Do this> Write every line of the material out exactly as shown.

The records>

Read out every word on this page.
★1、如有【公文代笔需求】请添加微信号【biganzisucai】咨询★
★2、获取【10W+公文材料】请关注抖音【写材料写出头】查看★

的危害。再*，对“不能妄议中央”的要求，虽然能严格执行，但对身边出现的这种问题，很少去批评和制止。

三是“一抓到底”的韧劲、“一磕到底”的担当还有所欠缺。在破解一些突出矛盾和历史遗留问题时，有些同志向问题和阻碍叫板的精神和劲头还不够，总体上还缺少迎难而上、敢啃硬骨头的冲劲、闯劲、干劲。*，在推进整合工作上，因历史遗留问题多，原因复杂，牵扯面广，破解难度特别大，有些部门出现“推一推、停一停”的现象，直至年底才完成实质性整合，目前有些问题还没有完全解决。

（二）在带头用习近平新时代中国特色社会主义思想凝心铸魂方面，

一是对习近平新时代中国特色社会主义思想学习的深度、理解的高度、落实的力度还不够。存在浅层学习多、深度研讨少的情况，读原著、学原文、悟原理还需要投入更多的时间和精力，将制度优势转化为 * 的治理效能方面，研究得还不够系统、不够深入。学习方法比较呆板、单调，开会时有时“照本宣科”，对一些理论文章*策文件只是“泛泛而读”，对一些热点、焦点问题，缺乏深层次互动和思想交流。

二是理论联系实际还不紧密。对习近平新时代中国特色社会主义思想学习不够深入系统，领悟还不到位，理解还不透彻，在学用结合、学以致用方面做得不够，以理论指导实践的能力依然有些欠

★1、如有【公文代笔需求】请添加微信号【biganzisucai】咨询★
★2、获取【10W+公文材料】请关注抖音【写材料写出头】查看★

Written response>
Read out every word on this page.
★1、如有【公文代笔需求】请添加微信号【biganzisucai】咨询★
★2、获取【10W+公文材料】请关注抖音【写材料写出头】查看★

的危害。再*，对“不能妄议中央”的要求，虽然能严格执行，但对身边出现的这种问题，很少去批评和制止。

三是“一抓到底”的韧劲、“一磕到底”的担当还有所欠缺。在破解一些突出矛盾和历史遗留问题时，有些同志向问题和阻碍叫板的精神和劲头还不够，总体上还缺少迎难而上、敢啃硬骨头的冲劲、闯劲、干劲。*，在推进整合工作上，因历史遗留问题多，原因复杂，牵扯面广，破解难度特别大，有些部门出现“推一推、停一停”的现象，直至年底才完成实质性整合，目前有些问题还没有完全解决。

（二）在带头用习近平新时代中国特色社会主义思想凝心铸魂方面，

一是对习近平新时代中国特色社会主义思想学习的深度、理解的高度、落实的力度还不够。存在浅层学习多、深度研讨少的情况，读原著、学原文、悟原理还需要投入更多的时间和精力，将制度优势转化为 * 的治理效能方面，研究得还不够系统、不够深入。学习方法比较呆板、单调，开会时有时“照本宣科”，对一些理论文章*策文件只是“泛泛而读”，对一些热点、焦点问题，缺乏深层次互动和思想交流。

二是理论联系实际还不紧密。对习近平新时代中国特色社会主义思想学习不够深入系统，领悟还不到位，理解还不透彻，在学用结合、学以致用方面做得不够，以理论指导实践的能力依然有些欠

★1、如有【公文代笔需求】请添加微信号【biganzisucai】咨询★
★2、获取【10W+公文材料】请关注抖音【写材料写出头】查看★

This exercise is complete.